THE TASK: Filter out everything except lines holding "tylne".

MATERIAL FOR THE TASK:
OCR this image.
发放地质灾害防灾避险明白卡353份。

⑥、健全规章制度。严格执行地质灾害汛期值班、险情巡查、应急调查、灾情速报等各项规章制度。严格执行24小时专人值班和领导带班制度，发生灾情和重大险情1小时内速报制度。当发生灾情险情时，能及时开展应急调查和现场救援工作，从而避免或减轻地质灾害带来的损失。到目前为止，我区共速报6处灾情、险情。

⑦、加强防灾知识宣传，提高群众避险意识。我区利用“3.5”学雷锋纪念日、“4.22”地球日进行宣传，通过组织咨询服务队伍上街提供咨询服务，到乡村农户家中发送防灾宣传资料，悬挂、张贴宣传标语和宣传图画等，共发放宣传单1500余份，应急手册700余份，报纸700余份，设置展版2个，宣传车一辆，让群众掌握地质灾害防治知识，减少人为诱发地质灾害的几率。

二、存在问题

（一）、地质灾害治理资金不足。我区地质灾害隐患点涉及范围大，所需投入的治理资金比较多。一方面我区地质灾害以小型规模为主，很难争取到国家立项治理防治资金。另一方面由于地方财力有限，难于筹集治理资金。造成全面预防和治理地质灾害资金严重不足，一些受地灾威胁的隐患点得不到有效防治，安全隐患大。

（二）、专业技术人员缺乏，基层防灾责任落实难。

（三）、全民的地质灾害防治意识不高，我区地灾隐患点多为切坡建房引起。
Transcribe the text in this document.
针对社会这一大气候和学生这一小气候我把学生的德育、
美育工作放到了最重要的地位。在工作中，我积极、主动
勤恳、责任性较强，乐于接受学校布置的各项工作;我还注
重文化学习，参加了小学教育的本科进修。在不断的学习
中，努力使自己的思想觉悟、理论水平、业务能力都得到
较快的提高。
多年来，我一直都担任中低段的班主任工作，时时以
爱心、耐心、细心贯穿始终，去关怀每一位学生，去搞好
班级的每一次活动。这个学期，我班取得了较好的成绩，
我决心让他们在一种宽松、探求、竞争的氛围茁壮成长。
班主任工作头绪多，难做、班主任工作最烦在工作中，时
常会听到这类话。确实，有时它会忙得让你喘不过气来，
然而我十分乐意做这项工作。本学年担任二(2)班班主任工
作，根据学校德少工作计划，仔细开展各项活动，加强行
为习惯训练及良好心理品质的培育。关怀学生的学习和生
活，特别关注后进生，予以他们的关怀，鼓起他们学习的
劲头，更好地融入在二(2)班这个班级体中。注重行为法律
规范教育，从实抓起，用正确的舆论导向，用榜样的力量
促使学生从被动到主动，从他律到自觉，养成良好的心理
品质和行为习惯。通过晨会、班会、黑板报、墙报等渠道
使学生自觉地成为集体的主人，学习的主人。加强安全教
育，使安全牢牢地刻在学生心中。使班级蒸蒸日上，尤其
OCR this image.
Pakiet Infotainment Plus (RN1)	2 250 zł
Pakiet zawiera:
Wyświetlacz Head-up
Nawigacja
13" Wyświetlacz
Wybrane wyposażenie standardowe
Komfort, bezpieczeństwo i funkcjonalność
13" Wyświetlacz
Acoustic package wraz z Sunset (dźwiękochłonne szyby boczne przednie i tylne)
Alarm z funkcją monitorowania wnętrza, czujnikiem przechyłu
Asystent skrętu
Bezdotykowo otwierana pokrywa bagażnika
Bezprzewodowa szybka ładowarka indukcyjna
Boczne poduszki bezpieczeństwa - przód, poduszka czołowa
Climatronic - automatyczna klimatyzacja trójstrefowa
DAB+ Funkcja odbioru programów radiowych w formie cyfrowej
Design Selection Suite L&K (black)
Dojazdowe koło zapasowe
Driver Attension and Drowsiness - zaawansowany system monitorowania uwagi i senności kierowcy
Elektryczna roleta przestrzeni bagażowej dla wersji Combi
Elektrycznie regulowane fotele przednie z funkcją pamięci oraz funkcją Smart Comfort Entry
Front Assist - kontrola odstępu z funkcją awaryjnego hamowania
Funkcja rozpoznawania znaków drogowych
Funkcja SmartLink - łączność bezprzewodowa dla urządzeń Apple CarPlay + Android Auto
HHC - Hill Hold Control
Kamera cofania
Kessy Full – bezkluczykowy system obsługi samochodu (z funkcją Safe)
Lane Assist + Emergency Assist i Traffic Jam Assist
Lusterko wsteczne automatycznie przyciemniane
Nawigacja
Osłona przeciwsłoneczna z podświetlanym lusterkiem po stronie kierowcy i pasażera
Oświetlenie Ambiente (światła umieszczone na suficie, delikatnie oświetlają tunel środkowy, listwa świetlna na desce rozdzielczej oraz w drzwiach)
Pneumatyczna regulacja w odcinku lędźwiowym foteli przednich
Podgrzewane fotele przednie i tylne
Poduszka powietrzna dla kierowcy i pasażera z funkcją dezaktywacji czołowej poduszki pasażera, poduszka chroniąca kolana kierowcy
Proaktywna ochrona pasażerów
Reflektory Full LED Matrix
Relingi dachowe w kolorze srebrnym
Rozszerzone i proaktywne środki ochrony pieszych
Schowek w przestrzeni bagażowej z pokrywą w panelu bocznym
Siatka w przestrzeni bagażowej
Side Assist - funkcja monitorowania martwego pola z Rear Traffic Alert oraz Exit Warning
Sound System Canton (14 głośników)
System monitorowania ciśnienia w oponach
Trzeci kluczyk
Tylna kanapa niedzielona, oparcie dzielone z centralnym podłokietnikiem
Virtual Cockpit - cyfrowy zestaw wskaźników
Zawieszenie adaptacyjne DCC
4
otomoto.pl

ANSWER TO THIS PROBLEM:
Acoustic package wraz z Sunset (dźwiękochłonne szyby boczne przednie i tylne)
Podgrzewane fotele przednie i tylne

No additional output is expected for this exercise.